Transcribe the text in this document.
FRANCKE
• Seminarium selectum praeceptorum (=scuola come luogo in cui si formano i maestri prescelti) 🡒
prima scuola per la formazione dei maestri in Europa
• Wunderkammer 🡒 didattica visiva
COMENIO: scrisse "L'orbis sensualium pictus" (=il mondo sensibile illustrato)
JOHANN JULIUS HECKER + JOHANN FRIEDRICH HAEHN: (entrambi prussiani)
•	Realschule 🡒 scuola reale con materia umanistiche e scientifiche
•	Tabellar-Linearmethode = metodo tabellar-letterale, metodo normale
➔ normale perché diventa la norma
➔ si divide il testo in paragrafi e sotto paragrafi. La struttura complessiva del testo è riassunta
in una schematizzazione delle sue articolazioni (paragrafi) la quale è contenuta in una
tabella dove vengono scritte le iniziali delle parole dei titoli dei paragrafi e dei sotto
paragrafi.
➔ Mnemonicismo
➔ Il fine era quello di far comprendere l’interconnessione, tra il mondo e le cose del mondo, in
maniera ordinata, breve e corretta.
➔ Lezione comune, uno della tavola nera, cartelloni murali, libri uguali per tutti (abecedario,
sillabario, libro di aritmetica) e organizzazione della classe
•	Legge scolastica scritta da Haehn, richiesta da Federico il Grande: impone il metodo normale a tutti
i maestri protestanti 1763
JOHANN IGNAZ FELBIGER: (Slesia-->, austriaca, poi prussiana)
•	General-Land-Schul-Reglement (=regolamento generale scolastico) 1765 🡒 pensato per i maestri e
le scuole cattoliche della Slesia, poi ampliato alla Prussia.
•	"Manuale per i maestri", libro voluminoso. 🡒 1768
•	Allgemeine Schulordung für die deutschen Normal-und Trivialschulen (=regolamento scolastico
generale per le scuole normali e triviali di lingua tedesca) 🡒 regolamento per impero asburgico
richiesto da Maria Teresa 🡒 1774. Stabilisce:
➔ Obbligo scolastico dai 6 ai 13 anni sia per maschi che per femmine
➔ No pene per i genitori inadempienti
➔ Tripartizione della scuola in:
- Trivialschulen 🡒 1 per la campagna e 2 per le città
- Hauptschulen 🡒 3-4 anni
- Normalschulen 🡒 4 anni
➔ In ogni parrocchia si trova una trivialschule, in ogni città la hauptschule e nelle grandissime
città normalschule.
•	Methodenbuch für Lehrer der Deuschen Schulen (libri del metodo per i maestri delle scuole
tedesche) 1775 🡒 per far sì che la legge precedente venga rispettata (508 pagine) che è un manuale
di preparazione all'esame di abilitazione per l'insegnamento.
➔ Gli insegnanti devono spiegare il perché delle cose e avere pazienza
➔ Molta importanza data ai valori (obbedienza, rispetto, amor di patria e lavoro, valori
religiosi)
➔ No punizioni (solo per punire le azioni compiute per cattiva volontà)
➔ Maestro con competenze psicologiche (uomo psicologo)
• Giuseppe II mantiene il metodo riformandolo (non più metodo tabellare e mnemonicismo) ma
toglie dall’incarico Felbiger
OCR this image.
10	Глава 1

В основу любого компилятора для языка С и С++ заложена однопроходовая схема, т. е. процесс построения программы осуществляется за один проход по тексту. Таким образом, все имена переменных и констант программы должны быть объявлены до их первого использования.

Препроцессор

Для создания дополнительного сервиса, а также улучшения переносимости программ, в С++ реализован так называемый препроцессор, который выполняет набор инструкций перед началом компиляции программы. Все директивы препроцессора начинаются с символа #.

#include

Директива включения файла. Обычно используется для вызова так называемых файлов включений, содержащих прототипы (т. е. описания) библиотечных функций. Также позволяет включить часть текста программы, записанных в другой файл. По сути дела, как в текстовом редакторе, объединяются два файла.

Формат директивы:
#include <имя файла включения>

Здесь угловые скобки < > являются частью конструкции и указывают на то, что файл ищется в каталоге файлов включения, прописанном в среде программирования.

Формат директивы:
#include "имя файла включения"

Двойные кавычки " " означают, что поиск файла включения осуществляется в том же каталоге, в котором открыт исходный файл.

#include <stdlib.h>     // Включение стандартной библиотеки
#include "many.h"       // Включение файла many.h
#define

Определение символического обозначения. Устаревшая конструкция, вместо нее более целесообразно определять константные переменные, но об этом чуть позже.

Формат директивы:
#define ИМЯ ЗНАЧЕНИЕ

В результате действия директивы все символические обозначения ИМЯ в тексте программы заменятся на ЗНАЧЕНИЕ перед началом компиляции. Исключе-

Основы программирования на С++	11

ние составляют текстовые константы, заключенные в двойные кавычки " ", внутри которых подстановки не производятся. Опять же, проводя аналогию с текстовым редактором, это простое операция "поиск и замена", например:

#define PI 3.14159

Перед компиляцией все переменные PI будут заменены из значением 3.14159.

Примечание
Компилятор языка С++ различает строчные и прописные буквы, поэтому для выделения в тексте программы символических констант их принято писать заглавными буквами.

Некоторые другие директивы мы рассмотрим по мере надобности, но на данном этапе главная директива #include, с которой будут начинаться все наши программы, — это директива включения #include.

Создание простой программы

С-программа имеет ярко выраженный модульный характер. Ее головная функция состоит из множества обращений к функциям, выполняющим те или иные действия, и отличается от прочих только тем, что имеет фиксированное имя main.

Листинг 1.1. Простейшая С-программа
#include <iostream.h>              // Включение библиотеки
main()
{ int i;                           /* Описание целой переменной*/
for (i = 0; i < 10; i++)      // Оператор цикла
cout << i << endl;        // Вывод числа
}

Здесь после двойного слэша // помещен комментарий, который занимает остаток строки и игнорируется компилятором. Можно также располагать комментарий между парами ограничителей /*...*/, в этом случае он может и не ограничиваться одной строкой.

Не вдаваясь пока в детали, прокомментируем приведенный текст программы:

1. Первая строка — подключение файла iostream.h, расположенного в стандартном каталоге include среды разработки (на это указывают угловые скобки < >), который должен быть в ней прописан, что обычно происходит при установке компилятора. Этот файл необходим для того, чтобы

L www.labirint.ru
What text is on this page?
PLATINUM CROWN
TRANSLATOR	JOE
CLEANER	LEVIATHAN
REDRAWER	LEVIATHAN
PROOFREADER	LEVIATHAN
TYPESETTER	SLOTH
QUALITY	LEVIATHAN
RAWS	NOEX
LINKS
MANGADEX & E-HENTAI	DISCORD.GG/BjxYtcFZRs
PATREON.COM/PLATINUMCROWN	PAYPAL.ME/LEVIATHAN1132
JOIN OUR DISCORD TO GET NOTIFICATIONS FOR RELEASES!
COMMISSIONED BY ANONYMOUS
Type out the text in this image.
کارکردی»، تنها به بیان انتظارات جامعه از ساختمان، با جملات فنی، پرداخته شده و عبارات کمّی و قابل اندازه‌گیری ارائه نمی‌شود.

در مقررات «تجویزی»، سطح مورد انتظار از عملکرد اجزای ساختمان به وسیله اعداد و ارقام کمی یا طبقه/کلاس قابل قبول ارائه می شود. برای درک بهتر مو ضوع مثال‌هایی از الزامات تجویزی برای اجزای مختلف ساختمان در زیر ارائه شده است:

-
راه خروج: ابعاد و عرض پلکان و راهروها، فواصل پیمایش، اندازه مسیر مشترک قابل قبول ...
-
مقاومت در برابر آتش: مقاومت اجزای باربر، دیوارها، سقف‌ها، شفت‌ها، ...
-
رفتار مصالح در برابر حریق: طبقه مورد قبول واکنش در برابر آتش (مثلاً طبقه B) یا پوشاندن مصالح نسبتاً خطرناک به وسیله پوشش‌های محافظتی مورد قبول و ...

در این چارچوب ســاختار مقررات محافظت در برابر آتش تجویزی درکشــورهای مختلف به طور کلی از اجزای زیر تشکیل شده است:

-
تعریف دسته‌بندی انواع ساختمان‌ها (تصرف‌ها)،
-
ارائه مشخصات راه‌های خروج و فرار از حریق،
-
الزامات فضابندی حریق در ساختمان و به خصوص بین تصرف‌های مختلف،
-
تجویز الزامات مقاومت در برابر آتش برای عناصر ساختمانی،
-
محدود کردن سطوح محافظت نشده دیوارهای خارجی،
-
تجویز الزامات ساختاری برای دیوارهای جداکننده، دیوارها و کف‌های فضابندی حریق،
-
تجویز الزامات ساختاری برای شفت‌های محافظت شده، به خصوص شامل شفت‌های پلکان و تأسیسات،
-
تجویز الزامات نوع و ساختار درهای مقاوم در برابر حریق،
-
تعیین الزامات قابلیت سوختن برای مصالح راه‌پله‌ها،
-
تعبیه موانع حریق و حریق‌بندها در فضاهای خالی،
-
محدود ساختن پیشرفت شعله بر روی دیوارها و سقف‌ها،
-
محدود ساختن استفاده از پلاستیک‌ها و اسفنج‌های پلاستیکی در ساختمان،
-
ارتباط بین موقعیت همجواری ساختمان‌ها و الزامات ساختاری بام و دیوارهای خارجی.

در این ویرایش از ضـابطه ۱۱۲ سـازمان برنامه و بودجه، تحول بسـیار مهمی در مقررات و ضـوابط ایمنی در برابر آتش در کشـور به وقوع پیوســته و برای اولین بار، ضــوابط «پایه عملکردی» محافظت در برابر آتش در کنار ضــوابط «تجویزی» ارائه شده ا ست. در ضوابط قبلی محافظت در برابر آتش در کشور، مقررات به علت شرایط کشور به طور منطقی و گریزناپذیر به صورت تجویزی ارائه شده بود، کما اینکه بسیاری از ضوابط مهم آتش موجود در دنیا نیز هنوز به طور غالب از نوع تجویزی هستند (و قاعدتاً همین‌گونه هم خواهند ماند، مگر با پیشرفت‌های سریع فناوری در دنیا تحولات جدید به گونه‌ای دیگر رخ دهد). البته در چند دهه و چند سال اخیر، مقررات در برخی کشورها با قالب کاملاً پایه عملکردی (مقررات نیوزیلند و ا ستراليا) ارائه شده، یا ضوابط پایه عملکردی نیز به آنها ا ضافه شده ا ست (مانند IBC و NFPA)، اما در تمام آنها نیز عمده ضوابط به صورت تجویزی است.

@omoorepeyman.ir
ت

§ Task details: Show the lines where the word "действия" appears in the entries.

§ Result of this exercise:
В результате действия директивы все символические обозначения ИМЯ в тексте программы заменятся на ЗНАЧЕНИЕ перед началом компиляции. Исключе-
С-программа имеет ярко выраженный модульный характер. Ее головная функция состоит из множества обращений к функциям, выполняющим те или иные действия, и отличается от прочих только тем, что имеет фиксированное имя main.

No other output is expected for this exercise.